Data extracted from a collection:

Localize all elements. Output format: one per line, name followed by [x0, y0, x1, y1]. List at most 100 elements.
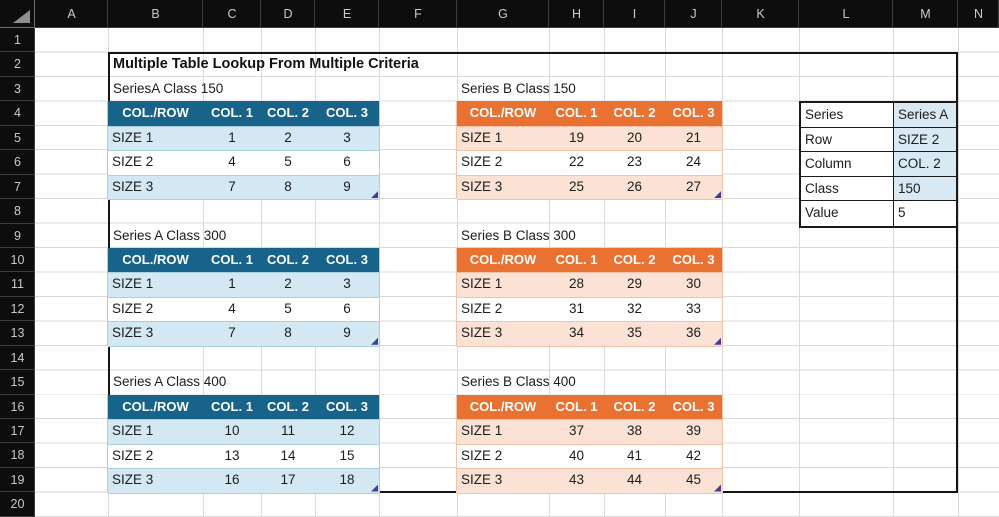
row-label-cell[interactable]: SIZE 3 [461, 178, 503, 194]
row-label-cell[interactable]: SIZE 2 [112, 300, 154, 316]
value-cell[interactable]: 8 [284, 178, 292, 194]
row-label-cell[interactable]: SIZE 2 [112, 447, 154, 463]
value-cell[interactable]: 30 [685, 276, 702, 292]
value-cell[interactable]: 6 [343, 300, 351, 316]
row-header-12[interactable]: 12 [0, 297, 35, 321]
table-title-seriesb-300[interactable]: Series B Class 300 [461, 227, 576, 243]
row-header-5[interactable]: 5 [0, 126, 35, 150]
value-cell[interactable]: 33 [685, 300, 702, 316]
row-label-cell[interactable]: SIZE 1 [461, 129, 503, 145]
col-header-D[interactable]: D [261, 0, 315, 28]
header-cell[interactable]: COL. 2 [613, 398, 656, 414]
col-header-J[interactable]: J [665, 0, 722, 28]
value-cell[interactable]: 5 [284, 154, 292, 170]
row-label-cell[interactable]: SIZE 3 [112, 325, 154, 341]
value-cell[interactable]: 1 [228, 276, 236, 292]
table-resize-handle-icon[interactable] [371, 191, 378, 199]
value-cell[interactable]: 21 [685, 129, 702, 145]
header-cell[interactable]: COL./ROW [122, 105, 189, 121]
value-cell[interactable]: 24 [685, 154, 702, 170]
header-cell[interactable]: COL. 2 [613, 252, 656, 268]
value-cell[interactable]: 1 [228, 129, 236, 145]
row-label-cell[interactable]: SIZE 2 [461, 447, 503, 463]
header-cell[interactable]: COL. 1 [211, 252, 253, 268]
value-cell[interactable]: 15 [339, 447, 355, 463]
row-header-14[interactable]: 14 [0, 346, 35, 370]
value-cell[interactable]: 42 [685, 447, 702, 463]
row-label-cell[interactable]: SIZE 1 [461, 276, 503, 292]
value-cell[interactable]: 36 [685, 325, 702, 341]
value-cell[interactable]: 25 [568, 178, 585, 194]
value-cell[interactable]: 12 [339, 423, 355, 439]
row-header-13[interactable]: 13 [0, 321, 35, 345]
row-header-11[interactable]: 11 [0, 272, 35, 296]
col-header-L[interactable]: L [799, 0, 893, 28]
lookup-value-cell[interactable]: COL. 2 [894, 152, 956, 176]
col-header-B[interactable]: B [108, 0, 203, 28]
value-cell[interactable]: 19 [568, 129, 585, 145]
value-cell[interactable]: 37 [568, 423, 585, 439]
value-cell[interactable]: 39 [685, 423, 702, 439]
row-header-1[interactable]: 1 [0, 28, 35, 52]
value-cell[interactable]: 5 [284, 300, 292, 316]
header-cell[interactable]: COL. 1 [211, 398, 253, 414]
lookup-value-cell[interactable]: 150 [894, 176, 956, 201]
value-cell[interactable]: 23 [626, 154, 643, 170]
value-cell[interactable]: 9 [343, 178, 351, 194]
lookup-label-cell[interactable]: Value [801, 201, 894, 226]
row-header-8[interactable]: 8 [0, 199, 35, 223]
col-header-I[interactable]: I [604, 0, 665, 28]
lookup-label-cell[interactable]: Series [801, 103, 894, 127]
value-cell[interactable]: 43 [568, 472, 585, 488]
header-cell[interactable]: COL. 1 [555, 398, 598, 414]
value-cell[interactable]: 8 [284, 325, 292, 341]
value-cell[interactable]: 4 [228, 154, 236, 170]
value-cell[interactable]: 18 [339, 472, 355, 488]
lookup-value-cell[interactable]: SIZE 2 [894, 127, 956, 152]
value-cell[interactable]: 17 [280, 472, 296, 488]
row-header-7[interactable]: 7 [0, 175, 35, 199]
header-cell[interactable]: COL. 3 [672, 398, 715, 414]
header-cell[interactable]: COL. 2 [267, 105, 309, 121]
col-header-K[interactable]: K [722, 0, 799, 28]
select-all-corner[interactable] [0, 0, 35, 28]
row-header-10[interactable]: 10 [0, 248, 35, 272]
value-cell[interactable]: 31 [568, 300, 585, 316]
value-cell[interactable]: 41 [626, 447, 643, 463]
value-cell[interactable]: 9 [343, 325, 351, 341]
value-cell[interactable]: 6 [343, 154, 351, 170]
value-cell[interactable]: 3 [343, 129, 351, 145]
value-cell[interactable]: 20 [626, 129, 643, 145]
row-header-15[interactable]: 15 [0, 370, 35, 394]
header-cell[interactable]: COL. 3 [326, 398, 368, 414]
value-cell[interactable]: 28 [568, 276, 585, 292]
row-header-17[interactable]: 17 [0, 419, 35, 443]
row-label-cell[interactable]: SIZE 3 [112, 178, 154, 194]
col-header-C[interactable]: C [203, 0, 261, 28]
header-cell[interactable]: COL. 1 [555, 105, 598, 121]
value-cell[interactable]: 27 [685, 178, 702, 194]
col-header-F[interactable]: F [379, 0, 457, 28]
row-label-cell[interactable]: SIZE 2 [112, 154, 154, 170]
table-title-seriesa-300[interactable]: Series A Class 300 [113, 227, 227, 243]
value-cell[interactable]: 45 [685, 472, 702, 488]
header-cell[interactable]: COL./ROW [122, 398, 189, 414]
value-cell[interactable]: 22 [568, 154, 585, 170]
row-header-4[interactable]: 4 [0, 101, 35, 125]
value-cell[interactable]: 40 [568, 447, 585, 463]
table-resize-handle-icon[interactable] [714, 191, 721, 199]
row-label-cell[interactable]: SIZE 2 [461, 154, 503, 170]
value-cell[interactable]: 7 [228, 325, 236, 341]
value-cell[interactable]: 16 [224, 472, 240, 488]
row-label-cell[interactable]: SIZE 1 [112, 129, 154, 145]
header-cell[interactable]: COL./ROW [469, 252, 537, 268]
col-header-M[interactable]: M [893, 0, 958, 28]
header-cell[interactable]: COL./ROW [469, 105, 537, 121]
row-header-2[interactable]: 2 [0, 52, 35, 76]
table-title-seriesb-150[interactable]: Series B Class 150 [461, 80, 576, 96]
header-cell[interactable]: COL. 2 [267, 398, 309, 414]
lookup-value-cell[interactable]: Series A [894, 103, 956, 127]
header-cell[interactable]: COL./ROW [469, 398, 537, 414]
row-label-cell[interactable]: SIZE 3 [461, 472, 503, 488]
row-header-3[interactable]: 3 [0, 77, 35, 101]
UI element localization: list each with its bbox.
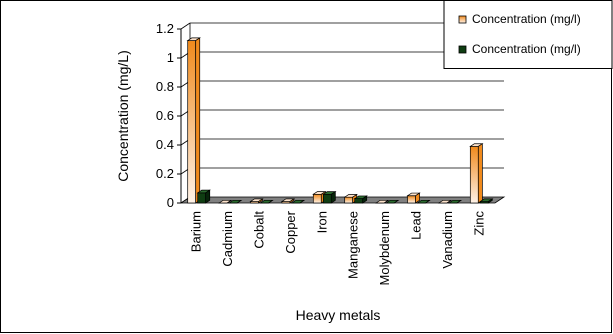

Aim: Transcribe every line of the records above, starting at the line containing "row-label-cell[interactable]: SIZE 3 [461, 178, 503, 194]" and ending at the line containing "table-title-seriesb-300[interactable]: Series B", with both of those lines included.

Written response:
row-label-cell[interactable]: SIZE 3 [461, 178, 503, 194]
row-label-cell[interactable]: SIZE 2 [112, 300, 154, 316]
value-cell[interactable]: 8 [284, 178, 292, 194]
row-label-cell[interactable]: SIZE 2 [112, 447, 154, 463]
value-cell[interactable]: 30 [685, 276, 702, 292]
value-cell[interactable]: 6 [343, 300, 351, 316]
row-header-12[interactable]: 12 [0, 297, 35, 321]
table-title-seriesb-300[interactable]: Series B Class 300 [461, 227, 576, 243]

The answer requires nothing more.